Debt financing in the current lending market and our ability to obtain future debt financing.

We currently have no debt covenants. The ability to obtain debt financing is currently difficult in light of the bleak US economic situation. The majority shareholders' credit worthiness would have to serve as a security interest on a loan if the Company ever received one and there is no guarantee a bank or any other financial institution would approve the shareholders' credit or the company's credit and therefore approve the lending. Our ability to obtain financing could be difficult due to our lack of net assets, lack of cash flows, lack of net income and in light of the current economy.
 

 
 
 
This Prospectus contains certain forward-looking statements regarding management’s plans and objectives for future operations including plans and objectives relating to our planned marketing efforts and future economic performance. The forward-looking statements and associated risks set forth in this Prospectus include or relate to, among other things, (a) our projected sales and profitability, (b) our growth strategies, (c) anticipated trends in our industry, (d) our ability to obtain and retain sufficient capital for future operations, and (e) our anticipated needs for working capital. These statements may be found under “Management’s Discussion and Analysis or Plan of Operations” and “Business,” as well as in this Prospectus generally. Actual events or results may differ materially from those discussed in forward-looking statements as a result of various factors, including, without limitation, the risks outlined under “Risk Factors” and matters described in this Prospectus generally. In light of these risks and uncertainties, there can be no assurance that the forward-looking statements contained in this Prospectus will in fact occur.
 
The forward-looking statements herein are based on current expectations that involve a number of risks and uncertainties. Such forward-looking statements are based on assumptions that we will be able to keep up with industry techniques and standards, that there will be no material adverse competitive or technological change in conditions in our business, that demand for our products will significantly increase, that our President and Chief Executive Officer will remain employed as such, that our forecasts accurately anticipate market demand, and that there will be no material adverse change in our operations or business or in governmental regulations affecting us or our manufacturers and/or suppliers. The foregoing assumptions are based on judgments with respect to, among other things, future economic, competitive and market conditions, and future business decisions, all of which are difficult or impossible to predict accurately and many of which are beyond our control. Accordingly, although we believe that the assumptions underlying the forward-looking statements are reasonable, any such assumption could prove to be inaccurate and therefore there can be no assurance that the results contemplated in forward-looking statements will be realized. In addition, as disclosed elsewhere in the “Risk Factors” section of this prospectus, there are a number of other risks inherent in our business and operations which could cause our operating results to vary markedly and adversely from prior results or the results contemplated by the forward-looking statements. Growth in absolute and relative amounts of cost of goods sold and selling, general and administrative expenses or the occurrence of extraordinary events could cause actual results to vary materially from the results contemplated by the forward-looking statements. Management decisions, including budgeting, are subjective in many respects and periodic revisions must be made to reflect actual conditions and business developments, the impact of which may cause us to alter marketing, capital investment and other expenditures, which may also materially adversely affect our results of operations. In light of significant uncertainties inherent in the forward-looking information included in this prospectus, the inclusion of such information should not be regarded as a representation by us or any other person that our objectives or plans will be achieved.

■ **Entries shown**:
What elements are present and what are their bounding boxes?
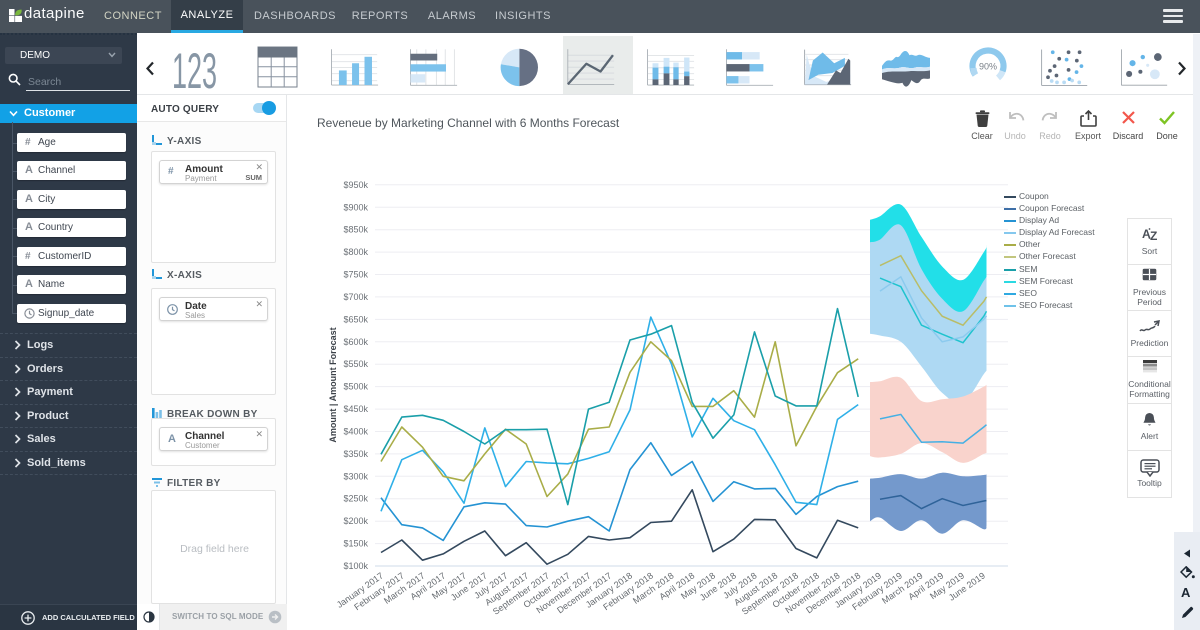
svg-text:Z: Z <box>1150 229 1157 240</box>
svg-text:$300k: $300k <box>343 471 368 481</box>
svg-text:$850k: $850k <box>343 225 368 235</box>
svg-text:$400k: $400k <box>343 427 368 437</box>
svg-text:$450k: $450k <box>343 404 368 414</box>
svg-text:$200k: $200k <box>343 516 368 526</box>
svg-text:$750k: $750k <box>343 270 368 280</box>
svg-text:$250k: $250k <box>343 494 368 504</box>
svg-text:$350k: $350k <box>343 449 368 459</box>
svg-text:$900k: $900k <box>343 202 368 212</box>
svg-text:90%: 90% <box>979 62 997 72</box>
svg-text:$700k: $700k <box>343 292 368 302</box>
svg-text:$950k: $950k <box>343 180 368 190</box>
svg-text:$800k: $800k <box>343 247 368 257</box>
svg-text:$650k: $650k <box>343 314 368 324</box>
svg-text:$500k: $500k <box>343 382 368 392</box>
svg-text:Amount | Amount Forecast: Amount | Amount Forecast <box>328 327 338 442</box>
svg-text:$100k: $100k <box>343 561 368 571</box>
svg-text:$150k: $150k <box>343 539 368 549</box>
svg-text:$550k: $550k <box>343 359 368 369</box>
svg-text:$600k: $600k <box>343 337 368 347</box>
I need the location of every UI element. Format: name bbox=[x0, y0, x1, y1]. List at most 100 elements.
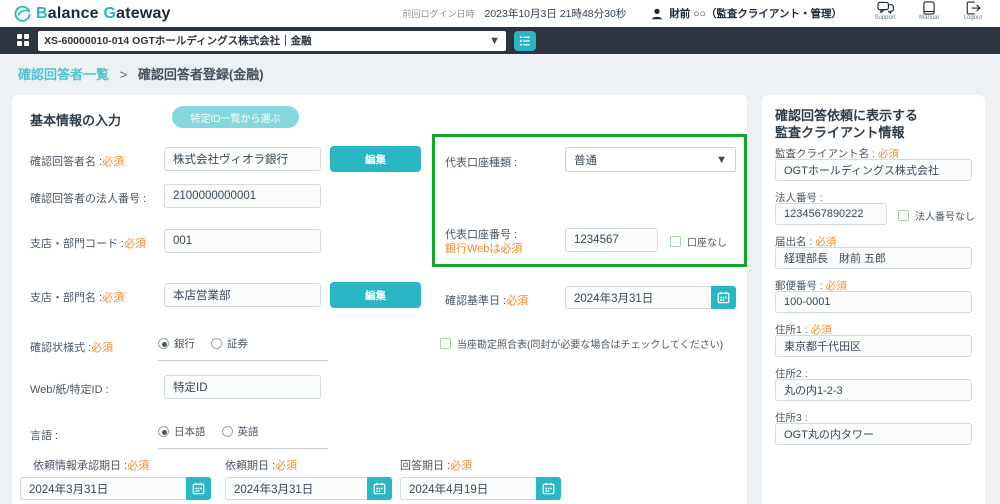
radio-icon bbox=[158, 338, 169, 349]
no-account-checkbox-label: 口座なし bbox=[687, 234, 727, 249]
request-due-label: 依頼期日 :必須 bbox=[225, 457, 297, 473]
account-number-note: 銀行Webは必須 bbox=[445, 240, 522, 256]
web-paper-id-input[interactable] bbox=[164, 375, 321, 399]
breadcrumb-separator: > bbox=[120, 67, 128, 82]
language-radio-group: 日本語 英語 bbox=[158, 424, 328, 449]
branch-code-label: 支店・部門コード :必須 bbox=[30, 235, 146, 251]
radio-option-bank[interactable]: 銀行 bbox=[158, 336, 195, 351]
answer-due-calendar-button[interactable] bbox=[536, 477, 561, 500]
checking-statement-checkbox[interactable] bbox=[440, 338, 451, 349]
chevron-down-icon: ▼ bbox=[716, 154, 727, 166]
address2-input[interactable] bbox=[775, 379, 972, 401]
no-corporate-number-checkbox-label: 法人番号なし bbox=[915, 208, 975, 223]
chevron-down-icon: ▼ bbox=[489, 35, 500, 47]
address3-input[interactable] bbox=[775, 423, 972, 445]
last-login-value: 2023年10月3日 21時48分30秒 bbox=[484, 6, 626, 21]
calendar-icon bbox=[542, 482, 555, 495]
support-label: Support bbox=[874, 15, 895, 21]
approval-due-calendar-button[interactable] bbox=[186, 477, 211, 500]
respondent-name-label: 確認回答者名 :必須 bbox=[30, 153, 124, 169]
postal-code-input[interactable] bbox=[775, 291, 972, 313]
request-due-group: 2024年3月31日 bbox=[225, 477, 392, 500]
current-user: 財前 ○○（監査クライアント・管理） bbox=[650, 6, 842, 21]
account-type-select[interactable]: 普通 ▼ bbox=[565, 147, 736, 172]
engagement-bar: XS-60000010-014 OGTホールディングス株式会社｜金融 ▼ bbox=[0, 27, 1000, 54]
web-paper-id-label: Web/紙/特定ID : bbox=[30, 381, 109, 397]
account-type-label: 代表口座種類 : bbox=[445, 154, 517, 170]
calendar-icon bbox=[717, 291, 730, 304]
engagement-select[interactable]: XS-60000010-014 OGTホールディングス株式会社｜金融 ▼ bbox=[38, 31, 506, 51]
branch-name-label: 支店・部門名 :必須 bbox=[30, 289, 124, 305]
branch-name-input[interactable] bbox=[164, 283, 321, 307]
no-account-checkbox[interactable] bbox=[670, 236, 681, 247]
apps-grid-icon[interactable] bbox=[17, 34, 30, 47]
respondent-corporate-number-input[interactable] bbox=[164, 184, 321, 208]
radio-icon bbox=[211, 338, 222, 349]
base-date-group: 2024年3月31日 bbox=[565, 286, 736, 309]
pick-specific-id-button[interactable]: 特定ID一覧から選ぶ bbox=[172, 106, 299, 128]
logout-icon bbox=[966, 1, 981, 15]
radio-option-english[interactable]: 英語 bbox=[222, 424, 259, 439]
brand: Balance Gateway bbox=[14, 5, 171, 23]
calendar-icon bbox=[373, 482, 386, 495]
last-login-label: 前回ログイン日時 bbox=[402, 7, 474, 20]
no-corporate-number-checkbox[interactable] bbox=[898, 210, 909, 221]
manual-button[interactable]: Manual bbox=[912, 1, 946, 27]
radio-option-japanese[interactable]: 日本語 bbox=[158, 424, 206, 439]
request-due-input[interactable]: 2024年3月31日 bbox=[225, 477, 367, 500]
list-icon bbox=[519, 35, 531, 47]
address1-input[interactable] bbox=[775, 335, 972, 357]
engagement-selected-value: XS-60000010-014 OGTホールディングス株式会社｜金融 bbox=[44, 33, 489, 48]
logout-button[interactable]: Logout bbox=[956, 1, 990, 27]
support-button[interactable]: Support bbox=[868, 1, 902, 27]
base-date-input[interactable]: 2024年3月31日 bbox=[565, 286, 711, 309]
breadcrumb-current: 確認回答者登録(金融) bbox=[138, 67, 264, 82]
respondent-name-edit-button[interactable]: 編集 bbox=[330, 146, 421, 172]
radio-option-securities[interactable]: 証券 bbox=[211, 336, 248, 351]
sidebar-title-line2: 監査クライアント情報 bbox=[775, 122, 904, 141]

■ **Exercise task**: Quote the prospectus passage word for word, starting with "Debt financing in" and going on through "the current economy.". You can leave the records aside.

■ **Written reply**:
Debt financing in the current lending market and our ability to obtain future debt financing.

We currently have no debt covenants. The ability to obtain debt financing is currently difficult in light of the bleak US economic situation. The majority shareholders' credit worthiness would have to serve as a security interest on a loan if the Company ever received one and there is no guarantee a bank or any other financial institution would approve the shareholders' credit or the company's credit and therefore approve the lending. Our ability to obtain financing could be difficult due to our lack of net assets, lack of cash flows, lack of net income and in light of the current economy.